Raw records:
- - -

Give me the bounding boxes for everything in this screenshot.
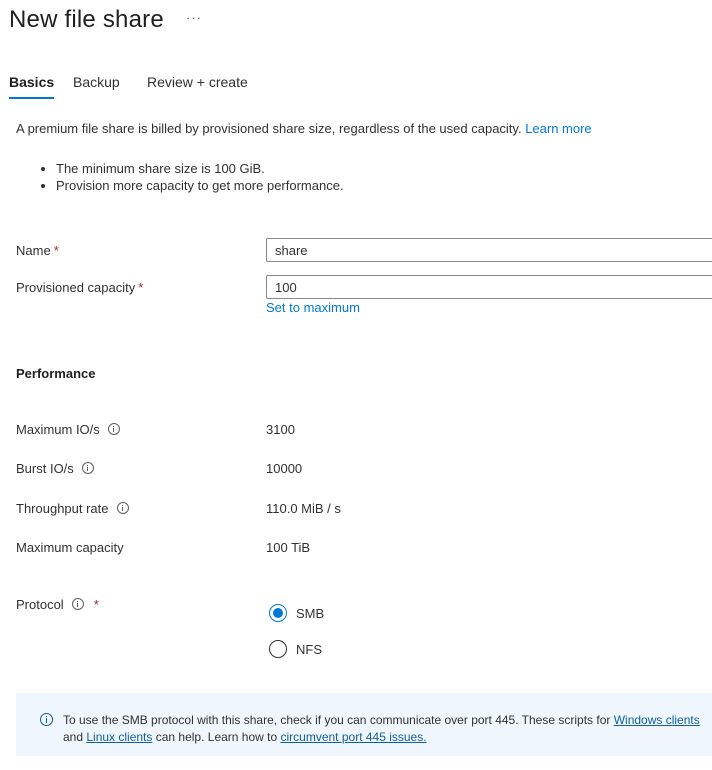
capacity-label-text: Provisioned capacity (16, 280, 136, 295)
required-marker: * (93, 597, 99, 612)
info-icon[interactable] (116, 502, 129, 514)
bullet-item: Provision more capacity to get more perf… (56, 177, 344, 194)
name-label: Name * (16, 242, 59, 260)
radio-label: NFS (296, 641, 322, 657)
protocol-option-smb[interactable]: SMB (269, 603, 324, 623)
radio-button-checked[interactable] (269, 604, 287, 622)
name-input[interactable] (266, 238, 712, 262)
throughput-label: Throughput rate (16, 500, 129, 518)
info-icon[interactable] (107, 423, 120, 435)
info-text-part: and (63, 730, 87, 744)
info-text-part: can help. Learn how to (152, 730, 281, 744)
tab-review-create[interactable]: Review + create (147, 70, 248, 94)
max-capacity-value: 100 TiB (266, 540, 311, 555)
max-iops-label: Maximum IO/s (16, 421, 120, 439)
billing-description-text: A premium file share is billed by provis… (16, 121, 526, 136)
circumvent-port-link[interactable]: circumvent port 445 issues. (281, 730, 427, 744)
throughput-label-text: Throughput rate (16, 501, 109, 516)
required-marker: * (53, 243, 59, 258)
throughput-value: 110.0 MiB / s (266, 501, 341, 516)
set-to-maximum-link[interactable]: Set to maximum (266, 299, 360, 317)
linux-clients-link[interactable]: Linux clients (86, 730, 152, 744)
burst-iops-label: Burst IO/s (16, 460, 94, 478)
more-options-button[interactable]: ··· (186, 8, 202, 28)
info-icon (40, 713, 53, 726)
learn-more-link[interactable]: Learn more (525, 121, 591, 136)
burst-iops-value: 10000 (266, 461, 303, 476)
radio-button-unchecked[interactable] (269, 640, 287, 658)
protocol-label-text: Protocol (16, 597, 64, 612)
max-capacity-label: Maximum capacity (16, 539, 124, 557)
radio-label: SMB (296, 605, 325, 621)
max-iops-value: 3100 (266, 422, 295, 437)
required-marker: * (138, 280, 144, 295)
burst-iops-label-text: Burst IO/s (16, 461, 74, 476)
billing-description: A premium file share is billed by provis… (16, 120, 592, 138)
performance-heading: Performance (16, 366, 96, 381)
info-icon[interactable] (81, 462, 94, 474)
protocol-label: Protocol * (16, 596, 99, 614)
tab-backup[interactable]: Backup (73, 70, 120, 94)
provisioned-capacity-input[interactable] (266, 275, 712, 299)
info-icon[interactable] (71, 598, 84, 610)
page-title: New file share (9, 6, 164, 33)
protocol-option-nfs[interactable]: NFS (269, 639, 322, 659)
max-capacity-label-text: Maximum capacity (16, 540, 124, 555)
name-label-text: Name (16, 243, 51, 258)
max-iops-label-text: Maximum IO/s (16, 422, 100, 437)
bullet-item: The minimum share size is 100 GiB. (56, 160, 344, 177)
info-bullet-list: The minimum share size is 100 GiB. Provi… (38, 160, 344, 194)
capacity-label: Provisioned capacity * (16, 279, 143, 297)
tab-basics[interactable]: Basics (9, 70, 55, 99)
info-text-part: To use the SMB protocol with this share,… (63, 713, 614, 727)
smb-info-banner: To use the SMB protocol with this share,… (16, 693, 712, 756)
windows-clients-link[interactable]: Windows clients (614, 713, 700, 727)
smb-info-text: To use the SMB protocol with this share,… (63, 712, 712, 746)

- - -

Problem statement => Reproduce every line of the data above word for word, leaving out the picture.

Written answer =>
Give me the bounding boxes for everything in this screenshot.
capacity-label-text: Provisioned capacity (16, 280, 136, 295)
required-marker: * (93, 597, 99, 612)
info-icon[interactable] (116, 502, 129, 514)
bullet-item: Provision more capacity to get more perf… (56, 177, 344, 194)
name-label: Name * (16, 242, 59, 260)
radio-label: NFS (296, 641, 322, 657)
protocol-option-smb[interactable]: SMB (269, 603, 324, 623)
radio-button-checked[interactable] (269, 604, 287, 622)
name-input[interactable] (266, 238, 712, 262)
throughput-label: Throughput rate (16, 500, 129, 518)
info-icon[interactable] (107, 423, 120, 435)
info-text-part: and (63, 730, 87, 744)
info-text-part: can help. Learn how to (152, 730, 281, 744)
tab-review-create[interactable]: Review + create (147, 70, 248, 94)
max-capacity-value: 100 TiB (266, 540, 311, 555)
max-iops-label: Maximum IO/s (16, 421, 120, 439)
billing-description-text: A premium file share is billed by provis… (16, 121, 526, 136)
circumvent-port-link[interactable]: circumvent port 445 issues. (281, 730, 427, 744)
throughput-label-text: Throughput rate (16, 501, 109, 516)
required-marker: * (53, 243, 59, 258)
throughput-value: 110.0 MiB / s (266, 501, 341, 516)
set-to-maximum-link[interactable]: Set to maximum (266, 299, 360, 317)
linux-clients-link[interactable]: Linux clients (86, 730, 152, 744)
burst-iops-label: Burst IO/s (16, 460, 94, 478)
more-options-button[interactable]: ··· (186, 8, 202, 28)
info-icon (40, 713, 53, 726)
learn-more-link[interactable]: Learn more (525, 121, 591, 136)
burst-iops-value: 10000 (266, 461, 303, 476)
radio-button-unchecked[interactable] (269, 640, 287, 658)
protocol-label-text: Protocol (16, 597, 64, 612)
max-capacity-label: Maximum capacity (16, 539, 124, 557)
radio-label: SMB (296, 605, 325, 621)
max-iops-value: 3100 (266, 422, 295, 437)
required-marker: * (138, 280, 144, 295)
burst-iops-label-text: Burst IO/s (16, 461, 74, 476)
billing-description: A premium file share is billed by provis… (16, 120, 592, 138)
performance-heading: Performance (16, 366, 96, 381)
info-icon[interactable] (81, 462, 94, 474)
protocol-label: Protocol * (16, 596, 99, 614)
tab-backup[interactable]: Backup (73, 70, 120, 94)
provisioned-capacity-input[interactable] (266, 275, 712, 299)
info-icon[interactable] (71, 598, 84, 610)
page-title: New file share (9, 6, 164, 33)
protocol-option-nfs[interactable]: NFS (269, 639, 322, 659)
max-capacity-label-text: Maximum capacity (16, 540, 124, 555)
name-label-text: Name (16, 243, 51, 258)
max-iops-label-text: Maximum IO/s (16, 422, 100, 437)
bullet-item: The minimum share size is 100 GiB. (56, 160, 344, 177)
info-bullet-list: The minimum share size is 100 GiB. Provi… (38, 160, 344, 194)
capacity-label: Provisioned capacity * (16, 279, 143, 297)
tab-basics[interactable]: Basics (9, 70, 55, 99)
info-text-part: To use the SMB protocol with this share,… (63, 713, 614, 727)
smb-info-banner: To use the SMB protocol with this share,… (16, 693, 712, 756)
windows-clients-link[interactable]: Windows clients (614, 713, 700, 727)
smb-info-text: To use the SMB protocol with this share,… (63, 712, 712, 746)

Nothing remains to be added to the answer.